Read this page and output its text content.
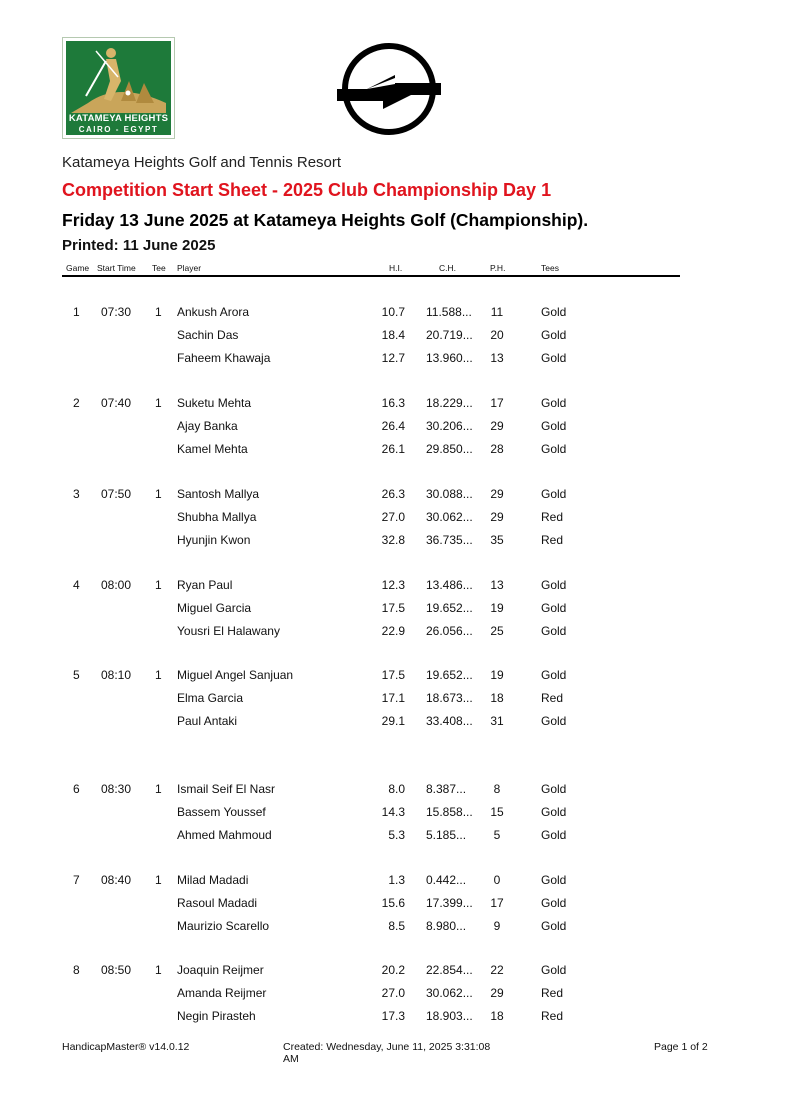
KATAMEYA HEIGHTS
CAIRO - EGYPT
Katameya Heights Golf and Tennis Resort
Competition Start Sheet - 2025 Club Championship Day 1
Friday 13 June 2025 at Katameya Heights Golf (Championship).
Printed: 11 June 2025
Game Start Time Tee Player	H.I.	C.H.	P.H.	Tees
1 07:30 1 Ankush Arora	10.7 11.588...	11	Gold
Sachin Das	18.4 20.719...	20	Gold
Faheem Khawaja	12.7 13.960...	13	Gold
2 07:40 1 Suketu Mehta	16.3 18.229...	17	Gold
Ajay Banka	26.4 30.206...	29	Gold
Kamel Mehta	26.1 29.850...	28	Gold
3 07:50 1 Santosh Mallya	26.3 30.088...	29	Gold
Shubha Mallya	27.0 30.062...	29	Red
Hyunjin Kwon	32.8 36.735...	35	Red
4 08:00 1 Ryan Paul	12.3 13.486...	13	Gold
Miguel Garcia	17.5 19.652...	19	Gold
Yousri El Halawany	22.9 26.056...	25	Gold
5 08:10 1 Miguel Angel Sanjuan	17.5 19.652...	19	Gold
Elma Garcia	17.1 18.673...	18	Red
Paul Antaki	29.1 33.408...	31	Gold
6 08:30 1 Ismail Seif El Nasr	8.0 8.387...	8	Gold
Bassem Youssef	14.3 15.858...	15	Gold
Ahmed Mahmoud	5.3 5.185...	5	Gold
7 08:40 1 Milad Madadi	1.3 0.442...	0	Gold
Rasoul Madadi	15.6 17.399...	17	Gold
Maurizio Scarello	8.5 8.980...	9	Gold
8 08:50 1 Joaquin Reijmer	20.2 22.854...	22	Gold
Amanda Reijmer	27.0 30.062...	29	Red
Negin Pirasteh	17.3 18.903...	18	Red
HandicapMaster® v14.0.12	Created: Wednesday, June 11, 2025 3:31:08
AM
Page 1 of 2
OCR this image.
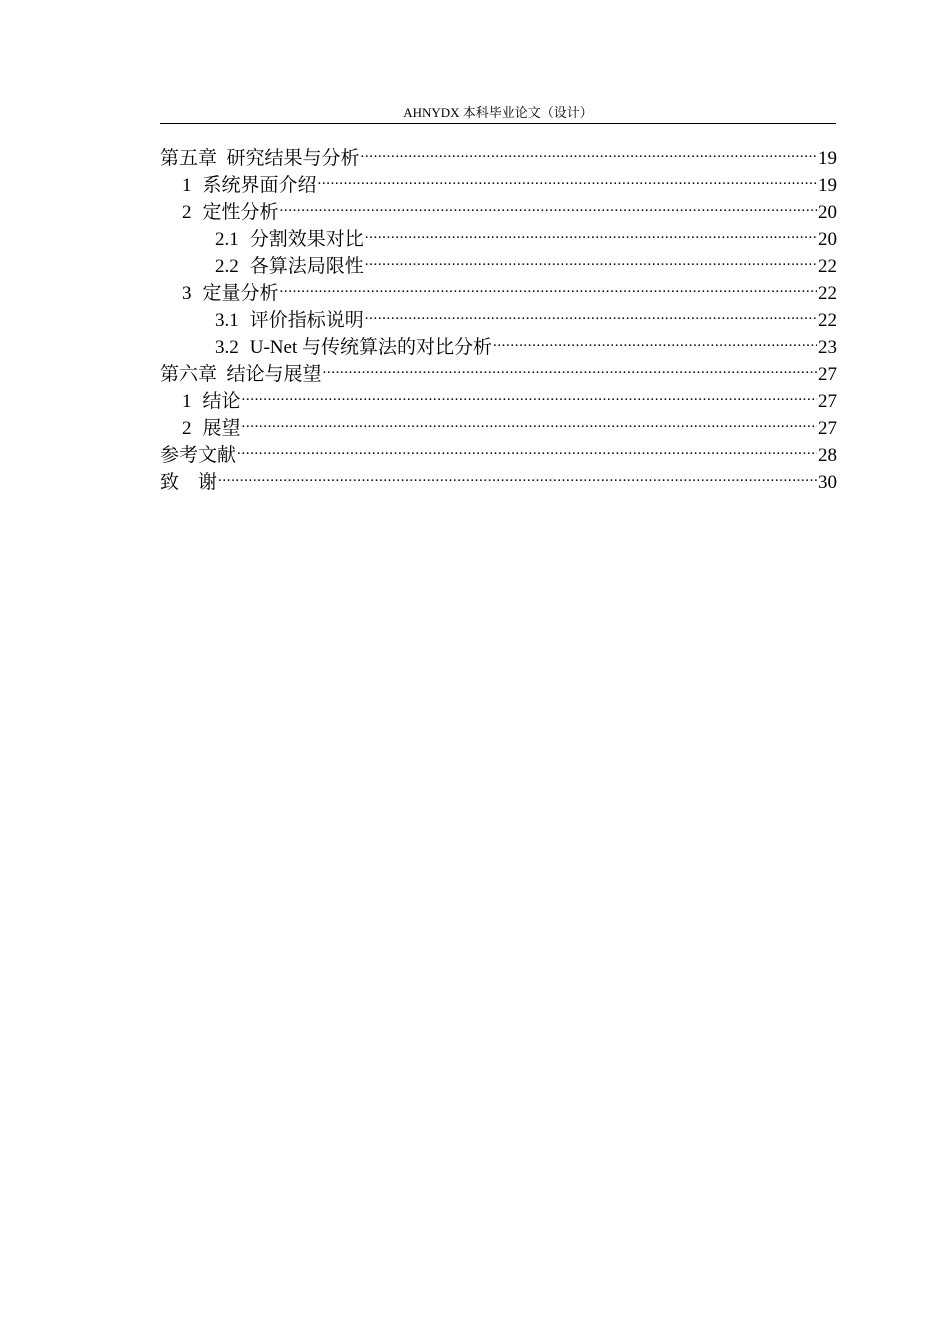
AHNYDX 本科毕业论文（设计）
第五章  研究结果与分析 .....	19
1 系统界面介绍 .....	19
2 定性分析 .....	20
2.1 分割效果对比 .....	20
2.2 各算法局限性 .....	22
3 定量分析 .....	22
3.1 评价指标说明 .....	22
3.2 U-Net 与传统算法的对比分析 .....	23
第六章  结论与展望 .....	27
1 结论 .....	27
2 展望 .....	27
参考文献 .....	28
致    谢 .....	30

= = =

What to work on
Starting at the line with "OCR this image.", output each line through the final one of the listing above, and nothing else. Pictures are to be left out.

Answer to the task
OCR this image.
AHNYDX 本科毕业论文（设计）
第五章  研究结果与分析 .....	19
1 系统界面介绍 .....	19
2 定性分析 .....	20
2.1 分割效果对比 .....	20
2.2 各算法局限性 .....	22
3 定量分析 .....	22
3.1 评价指标说明 .....	22
3.2 U-Net 与传统算法的对比分析 .....	23
第六章  结论与展望 .....	27
1 结论 .....	27
2 展望 .....	27
参考文献 .....	28
致    谢 .....	30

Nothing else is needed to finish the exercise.